Requirements> Write out the items from the line containing "Output each element" through the line containing "key-icon (247, 129, 268, 153)", character for character, omitting the pictures.

-- begin --

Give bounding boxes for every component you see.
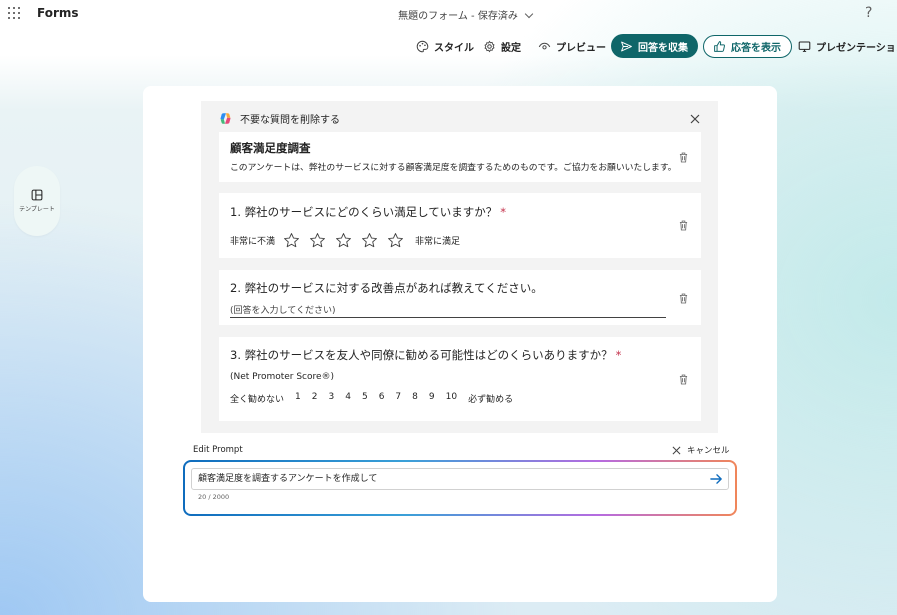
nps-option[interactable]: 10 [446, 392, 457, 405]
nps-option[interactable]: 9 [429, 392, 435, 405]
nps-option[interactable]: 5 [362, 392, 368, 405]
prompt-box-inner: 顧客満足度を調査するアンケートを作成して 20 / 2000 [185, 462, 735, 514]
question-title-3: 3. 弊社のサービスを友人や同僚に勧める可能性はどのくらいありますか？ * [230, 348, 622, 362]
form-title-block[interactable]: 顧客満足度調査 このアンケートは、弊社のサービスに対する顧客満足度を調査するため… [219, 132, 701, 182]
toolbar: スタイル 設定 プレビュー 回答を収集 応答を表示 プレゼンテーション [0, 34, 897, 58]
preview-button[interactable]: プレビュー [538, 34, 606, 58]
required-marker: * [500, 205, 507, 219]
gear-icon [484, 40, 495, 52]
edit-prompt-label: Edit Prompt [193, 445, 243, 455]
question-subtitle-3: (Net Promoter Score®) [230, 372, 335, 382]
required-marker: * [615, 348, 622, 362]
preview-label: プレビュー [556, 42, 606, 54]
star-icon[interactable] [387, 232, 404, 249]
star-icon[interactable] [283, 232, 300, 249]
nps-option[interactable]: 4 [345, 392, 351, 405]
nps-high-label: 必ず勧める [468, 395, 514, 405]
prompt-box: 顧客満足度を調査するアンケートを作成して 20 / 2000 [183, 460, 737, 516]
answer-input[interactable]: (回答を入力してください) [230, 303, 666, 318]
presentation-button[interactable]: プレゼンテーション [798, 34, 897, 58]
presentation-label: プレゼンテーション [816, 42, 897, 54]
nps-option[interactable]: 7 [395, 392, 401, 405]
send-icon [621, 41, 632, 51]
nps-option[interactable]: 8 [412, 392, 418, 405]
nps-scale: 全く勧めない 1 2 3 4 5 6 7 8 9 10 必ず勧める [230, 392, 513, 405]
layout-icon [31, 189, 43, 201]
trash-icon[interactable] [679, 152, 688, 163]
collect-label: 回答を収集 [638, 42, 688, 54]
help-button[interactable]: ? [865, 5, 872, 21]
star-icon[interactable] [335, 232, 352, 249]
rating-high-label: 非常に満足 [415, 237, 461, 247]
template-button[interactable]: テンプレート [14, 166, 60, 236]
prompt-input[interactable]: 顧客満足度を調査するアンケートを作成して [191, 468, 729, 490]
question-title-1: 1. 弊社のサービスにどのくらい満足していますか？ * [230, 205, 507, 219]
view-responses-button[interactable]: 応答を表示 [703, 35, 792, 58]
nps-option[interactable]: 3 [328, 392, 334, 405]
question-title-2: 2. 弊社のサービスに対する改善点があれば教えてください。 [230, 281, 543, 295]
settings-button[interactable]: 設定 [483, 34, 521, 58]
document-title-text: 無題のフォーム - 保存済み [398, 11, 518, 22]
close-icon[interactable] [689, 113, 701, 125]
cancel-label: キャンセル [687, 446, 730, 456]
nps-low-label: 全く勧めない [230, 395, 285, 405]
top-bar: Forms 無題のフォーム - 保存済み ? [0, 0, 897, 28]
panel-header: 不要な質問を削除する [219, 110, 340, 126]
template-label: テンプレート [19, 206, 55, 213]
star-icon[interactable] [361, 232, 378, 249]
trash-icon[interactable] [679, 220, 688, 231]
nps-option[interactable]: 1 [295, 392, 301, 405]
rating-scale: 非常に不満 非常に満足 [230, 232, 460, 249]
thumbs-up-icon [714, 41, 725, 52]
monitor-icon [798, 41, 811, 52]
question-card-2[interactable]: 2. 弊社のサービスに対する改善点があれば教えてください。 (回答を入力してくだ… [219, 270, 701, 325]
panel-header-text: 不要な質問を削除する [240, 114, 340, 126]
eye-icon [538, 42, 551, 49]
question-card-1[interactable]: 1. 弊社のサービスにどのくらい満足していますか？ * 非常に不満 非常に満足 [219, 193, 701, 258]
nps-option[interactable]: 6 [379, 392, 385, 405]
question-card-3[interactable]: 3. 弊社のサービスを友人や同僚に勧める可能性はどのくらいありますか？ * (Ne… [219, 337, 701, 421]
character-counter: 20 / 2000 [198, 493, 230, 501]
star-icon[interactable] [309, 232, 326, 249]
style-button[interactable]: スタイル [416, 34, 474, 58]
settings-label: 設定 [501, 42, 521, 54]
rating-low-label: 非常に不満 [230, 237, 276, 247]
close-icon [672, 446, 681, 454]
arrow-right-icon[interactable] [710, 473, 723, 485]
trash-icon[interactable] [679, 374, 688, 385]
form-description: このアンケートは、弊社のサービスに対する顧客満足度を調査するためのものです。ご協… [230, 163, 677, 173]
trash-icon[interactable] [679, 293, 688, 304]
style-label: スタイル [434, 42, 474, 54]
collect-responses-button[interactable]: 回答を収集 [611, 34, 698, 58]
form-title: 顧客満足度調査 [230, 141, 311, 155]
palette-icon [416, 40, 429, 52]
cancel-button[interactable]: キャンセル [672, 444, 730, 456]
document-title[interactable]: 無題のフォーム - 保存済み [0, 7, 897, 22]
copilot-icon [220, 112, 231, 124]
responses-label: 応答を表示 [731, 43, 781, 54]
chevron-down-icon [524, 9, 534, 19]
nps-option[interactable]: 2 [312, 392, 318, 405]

-- end --
-- begin --

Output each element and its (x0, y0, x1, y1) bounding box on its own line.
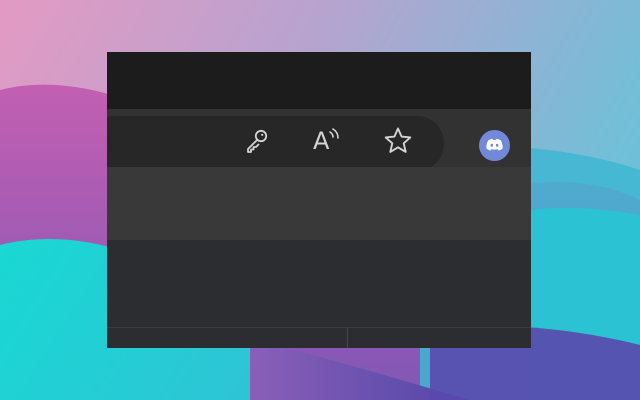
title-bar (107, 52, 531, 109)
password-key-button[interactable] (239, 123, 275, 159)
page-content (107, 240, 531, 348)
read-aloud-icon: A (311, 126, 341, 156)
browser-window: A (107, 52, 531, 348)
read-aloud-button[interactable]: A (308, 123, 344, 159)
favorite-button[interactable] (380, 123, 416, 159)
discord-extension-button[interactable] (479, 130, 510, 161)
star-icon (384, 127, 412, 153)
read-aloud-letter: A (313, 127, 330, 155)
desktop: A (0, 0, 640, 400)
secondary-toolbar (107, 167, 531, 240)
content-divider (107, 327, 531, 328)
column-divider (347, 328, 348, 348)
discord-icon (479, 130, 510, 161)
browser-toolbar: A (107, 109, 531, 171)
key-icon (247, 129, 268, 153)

-- end --

Task result>
Output each element and its (x0, y0, x1, y1) bounding box on its own line.
title-bar (107, 52, 531, 109)
password-key-button[interactable] (239, 123, 275, 159)
page-content (107, 240, 531, 348)
read-aloud-icon: A (311, 126, 341, 156)
browser-window: A (107, 52, 531, 348)
read-aloud-button[interactable]: A (308, 123, 344, 159)
favorite-button[interactable] (380, 123, 416, 159)
discord-extension-button[interactable] (479, 130, 510, 161)
star-icon (384, 127, 412, 153)
read-aloud-letter: A (313, 127, 330, 155)
desktop: A (0, 0, 640, 400)
secondary-toolbar (107, 167, 531, 240)
content-divider (107, 327, 531, 328)
column-divider (347, 328, 348, 348)
discord-icon (479, 130, 510, 161)
browser-toolbar: A (107, 109, 531, 171)
key-icon (247, 129, 268, 153)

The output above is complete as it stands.